# Set problem
Read the listing below and copy out every line that holds "title".
——
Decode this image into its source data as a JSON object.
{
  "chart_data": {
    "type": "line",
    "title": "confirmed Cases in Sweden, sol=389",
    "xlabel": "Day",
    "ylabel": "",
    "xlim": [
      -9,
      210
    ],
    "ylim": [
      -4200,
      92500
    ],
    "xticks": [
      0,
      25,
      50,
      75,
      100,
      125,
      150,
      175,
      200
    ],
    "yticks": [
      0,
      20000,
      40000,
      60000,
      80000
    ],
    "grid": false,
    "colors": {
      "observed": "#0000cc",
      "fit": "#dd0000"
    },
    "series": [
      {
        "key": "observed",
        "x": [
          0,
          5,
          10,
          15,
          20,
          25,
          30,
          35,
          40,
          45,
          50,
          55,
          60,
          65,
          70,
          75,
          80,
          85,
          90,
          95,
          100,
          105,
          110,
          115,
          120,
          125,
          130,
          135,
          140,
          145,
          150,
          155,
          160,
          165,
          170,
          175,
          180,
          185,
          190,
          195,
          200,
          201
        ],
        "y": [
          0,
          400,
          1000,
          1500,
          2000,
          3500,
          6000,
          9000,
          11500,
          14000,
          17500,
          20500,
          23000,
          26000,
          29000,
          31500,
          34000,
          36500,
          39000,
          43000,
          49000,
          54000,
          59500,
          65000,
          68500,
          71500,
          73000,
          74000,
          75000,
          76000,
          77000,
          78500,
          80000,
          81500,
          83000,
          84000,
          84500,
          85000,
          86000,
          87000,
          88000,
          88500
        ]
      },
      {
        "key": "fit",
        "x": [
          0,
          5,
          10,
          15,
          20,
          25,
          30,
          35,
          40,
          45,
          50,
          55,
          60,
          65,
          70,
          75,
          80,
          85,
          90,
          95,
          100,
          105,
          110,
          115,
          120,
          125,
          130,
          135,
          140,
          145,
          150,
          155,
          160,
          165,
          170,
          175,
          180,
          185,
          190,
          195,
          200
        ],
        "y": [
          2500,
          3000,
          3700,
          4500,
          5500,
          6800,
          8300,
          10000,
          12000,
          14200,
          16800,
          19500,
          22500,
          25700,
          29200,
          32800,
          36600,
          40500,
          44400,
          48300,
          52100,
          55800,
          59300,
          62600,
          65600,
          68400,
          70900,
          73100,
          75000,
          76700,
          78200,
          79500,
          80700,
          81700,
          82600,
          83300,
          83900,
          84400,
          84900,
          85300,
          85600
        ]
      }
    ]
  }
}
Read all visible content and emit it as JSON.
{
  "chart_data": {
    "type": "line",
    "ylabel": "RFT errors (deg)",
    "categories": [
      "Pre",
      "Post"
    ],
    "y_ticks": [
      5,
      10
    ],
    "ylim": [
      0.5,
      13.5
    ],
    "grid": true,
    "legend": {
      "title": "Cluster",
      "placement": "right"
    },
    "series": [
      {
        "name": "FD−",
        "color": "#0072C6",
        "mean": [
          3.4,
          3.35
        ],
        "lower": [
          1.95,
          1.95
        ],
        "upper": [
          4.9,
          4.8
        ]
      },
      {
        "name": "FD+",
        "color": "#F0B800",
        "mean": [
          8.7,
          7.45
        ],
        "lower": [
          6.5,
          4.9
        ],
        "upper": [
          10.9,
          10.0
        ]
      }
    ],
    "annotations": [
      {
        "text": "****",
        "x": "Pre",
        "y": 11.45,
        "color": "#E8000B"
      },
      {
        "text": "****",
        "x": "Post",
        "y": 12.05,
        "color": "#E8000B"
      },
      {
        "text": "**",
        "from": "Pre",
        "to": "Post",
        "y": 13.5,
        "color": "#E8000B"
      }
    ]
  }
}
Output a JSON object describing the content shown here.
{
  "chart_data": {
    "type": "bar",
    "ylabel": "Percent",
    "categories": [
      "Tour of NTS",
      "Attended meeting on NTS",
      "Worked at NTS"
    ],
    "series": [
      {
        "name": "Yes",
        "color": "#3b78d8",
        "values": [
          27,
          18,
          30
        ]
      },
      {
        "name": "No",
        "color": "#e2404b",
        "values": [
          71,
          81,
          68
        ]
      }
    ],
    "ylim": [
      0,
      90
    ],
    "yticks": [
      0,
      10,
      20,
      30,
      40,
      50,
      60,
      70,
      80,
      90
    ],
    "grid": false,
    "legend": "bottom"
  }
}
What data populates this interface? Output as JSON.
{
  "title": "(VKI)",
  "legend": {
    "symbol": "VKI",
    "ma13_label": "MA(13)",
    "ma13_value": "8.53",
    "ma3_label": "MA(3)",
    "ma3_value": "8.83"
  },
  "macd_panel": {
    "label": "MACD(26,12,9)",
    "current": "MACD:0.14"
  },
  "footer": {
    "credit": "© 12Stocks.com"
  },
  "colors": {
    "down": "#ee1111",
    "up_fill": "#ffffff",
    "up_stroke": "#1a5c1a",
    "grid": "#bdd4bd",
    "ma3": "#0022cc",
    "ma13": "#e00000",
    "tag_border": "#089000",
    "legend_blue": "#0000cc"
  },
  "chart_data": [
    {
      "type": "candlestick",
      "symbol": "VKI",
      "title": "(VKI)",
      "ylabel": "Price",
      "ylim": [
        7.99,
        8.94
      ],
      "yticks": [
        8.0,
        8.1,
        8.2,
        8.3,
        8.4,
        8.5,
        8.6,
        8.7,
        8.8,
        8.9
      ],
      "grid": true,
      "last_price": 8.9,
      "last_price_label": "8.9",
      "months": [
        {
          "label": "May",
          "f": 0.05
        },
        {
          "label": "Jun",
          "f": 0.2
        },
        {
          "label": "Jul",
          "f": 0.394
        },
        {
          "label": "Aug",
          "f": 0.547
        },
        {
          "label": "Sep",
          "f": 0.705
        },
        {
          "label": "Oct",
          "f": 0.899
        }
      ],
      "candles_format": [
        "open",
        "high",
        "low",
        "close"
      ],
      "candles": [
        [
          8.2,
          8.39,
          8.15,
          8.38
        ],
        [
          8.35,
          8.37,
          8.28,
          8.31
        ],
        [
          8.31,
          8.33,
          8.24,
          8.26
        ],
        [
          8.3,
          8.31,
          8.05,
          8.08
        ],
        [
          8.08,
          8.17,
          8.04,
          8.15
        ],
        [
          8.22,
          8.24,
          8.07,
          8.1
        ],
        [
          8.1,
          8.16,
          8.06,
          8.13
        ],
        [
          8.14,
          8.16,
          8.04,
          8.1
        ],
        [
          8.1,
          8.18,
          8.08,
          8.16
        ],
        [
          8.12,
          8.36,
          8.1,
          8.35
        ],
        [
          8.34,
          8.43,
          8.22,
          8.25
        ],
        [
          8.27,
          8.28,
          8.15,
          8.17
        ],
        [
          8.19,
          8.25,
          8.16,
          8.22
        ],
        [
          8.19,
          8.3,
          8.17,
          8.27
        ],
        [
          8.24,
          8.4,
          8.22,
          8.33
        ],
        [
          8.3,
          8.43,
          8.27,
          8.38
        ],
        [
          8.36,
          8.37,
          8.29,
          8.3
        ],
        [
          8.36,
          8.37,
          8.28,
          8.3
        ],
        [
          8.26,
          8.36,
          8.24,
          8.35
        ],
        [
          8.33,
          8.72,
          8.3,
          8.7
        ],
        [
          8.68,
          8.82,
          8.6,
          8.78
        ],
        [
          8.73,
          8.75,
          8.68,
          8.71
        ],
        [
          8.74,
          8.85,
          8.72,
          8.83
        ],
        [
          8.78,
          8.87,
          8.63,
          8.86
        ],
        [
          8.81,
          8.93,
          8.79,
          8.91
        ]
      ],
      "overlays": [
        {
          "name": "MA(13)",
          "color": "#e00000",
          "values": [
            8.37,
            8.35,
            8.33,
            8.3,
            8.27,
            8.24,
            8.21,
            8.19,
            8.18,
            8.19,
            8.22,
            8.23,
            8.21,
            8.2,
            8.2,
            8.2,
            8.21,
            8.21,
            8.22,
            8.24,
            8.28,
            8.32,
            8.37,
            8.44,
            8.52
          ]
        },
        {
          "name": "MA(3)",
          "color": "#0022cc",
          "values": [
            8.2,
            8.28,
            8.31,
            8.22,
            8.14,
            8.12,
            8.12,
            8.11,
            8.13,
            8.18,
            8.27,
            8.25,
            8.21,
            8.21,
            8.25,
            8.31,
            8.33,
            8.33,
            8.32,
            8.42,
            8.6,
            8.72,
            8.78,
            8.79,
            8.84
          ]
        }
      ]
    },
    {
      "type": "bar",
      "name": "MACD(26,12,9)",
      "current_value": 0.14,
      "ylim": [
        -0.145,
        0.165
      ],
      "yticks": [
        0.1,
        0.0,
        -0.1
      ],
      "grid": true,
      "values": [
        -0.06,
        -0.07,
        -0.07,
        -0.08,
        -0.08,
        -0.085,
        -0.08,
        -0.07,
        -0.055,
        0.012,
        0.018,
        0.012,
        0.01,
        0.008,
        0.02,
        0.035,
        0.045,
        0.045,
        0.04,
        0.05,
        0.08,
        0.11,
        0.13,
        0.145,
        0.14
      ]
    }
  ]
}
——
# Exercise result
    "title": "confirmed Cases in Sweden, sol=389",
      "title": "Cluster",
  "title": "(VKI)",
      "title": "(VKI)",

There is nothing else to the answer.